RECORDED DATA =>
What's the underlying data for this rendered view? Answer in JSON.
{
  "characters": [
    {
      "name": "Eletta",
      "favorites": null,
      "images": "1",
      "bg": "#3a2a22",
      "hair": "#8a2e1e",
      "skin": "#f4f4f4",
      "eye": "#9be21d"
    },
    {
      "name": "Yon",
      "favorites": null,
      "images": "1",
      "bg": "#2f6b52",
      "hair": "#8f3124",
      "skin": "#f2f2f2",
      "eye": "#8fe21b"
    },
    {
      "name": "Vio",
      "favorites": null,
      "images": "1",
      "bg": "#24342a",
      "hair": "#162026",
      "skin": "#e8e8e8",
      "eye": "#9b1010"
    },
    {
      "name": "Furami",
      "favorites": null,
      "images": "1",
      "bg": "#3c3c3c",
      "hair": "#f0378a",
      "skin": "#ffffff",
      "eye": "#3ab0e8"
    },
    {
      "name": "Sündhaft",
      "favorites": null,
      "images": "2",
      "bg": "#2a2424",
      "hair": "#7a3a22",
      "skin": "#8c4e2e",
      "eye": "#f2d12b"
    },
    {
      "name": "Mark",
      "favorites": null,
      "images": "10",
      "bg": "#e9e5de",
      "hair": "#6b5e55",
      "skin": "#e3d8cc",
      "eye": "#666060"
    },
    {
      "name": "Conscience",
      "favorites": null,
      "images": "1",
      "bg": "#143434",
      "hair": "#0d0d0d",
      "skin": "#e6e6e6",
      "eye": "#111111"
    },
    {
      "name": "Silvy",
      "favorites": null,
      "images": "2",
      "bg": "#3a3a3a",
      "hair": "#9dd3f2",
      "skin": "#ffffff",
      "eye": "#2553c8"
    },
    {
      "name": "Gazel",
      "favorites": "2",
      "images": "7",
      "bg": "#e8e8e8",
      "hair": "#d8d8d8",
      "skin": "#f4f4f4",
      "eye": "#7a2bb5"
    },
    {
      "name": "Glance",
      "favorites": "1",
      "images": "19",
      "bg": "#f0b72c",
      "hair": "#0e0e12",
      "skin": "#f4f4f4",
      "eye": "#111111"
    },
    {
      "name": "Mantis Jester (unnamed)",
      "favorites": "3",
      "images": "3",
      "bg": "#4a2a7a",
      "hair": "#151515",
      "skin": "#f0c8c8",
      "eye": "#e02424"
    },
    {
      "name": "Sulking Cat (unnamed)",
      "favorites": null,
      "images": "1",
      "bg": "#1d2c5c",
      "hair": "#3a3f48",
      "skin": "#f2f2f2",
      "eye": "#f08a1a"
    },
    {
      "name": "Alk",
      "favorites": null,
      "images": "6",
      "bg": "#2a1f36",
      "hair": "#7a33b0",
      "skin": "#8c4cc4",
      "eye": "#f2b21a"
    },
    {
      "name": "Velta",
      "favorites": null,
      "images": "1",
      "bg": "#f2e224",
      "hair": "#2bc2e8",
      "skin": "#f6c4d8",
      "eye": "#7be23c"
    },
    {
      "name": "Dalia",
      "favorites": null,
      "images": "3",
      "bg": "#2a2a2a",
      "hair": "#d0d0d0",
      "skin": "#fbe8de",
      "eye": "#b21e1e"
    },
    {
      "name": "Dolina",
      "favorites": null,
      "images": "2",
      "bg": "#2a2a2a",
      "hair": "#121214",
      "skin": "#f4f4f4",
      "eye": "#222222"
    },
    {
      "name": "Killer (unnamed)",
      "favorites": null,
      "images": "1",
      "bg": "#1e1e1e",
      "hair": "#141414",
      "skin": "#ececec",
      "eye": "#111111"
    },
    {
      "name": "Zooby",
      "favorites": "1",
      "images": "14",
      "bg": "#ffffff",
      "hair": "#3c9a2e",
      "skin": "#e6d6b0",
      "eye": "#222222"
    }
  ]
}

WHAT IS BEING ASKED => From the entries above, extract every line where the word "unnamed" appears.

OUTPUT OF THE TASK =>
      "name": "Mantis Jester (unnamed)",
      "name": "Sulking Cat (unnamed)",
      "name": "Killer (unnamed)",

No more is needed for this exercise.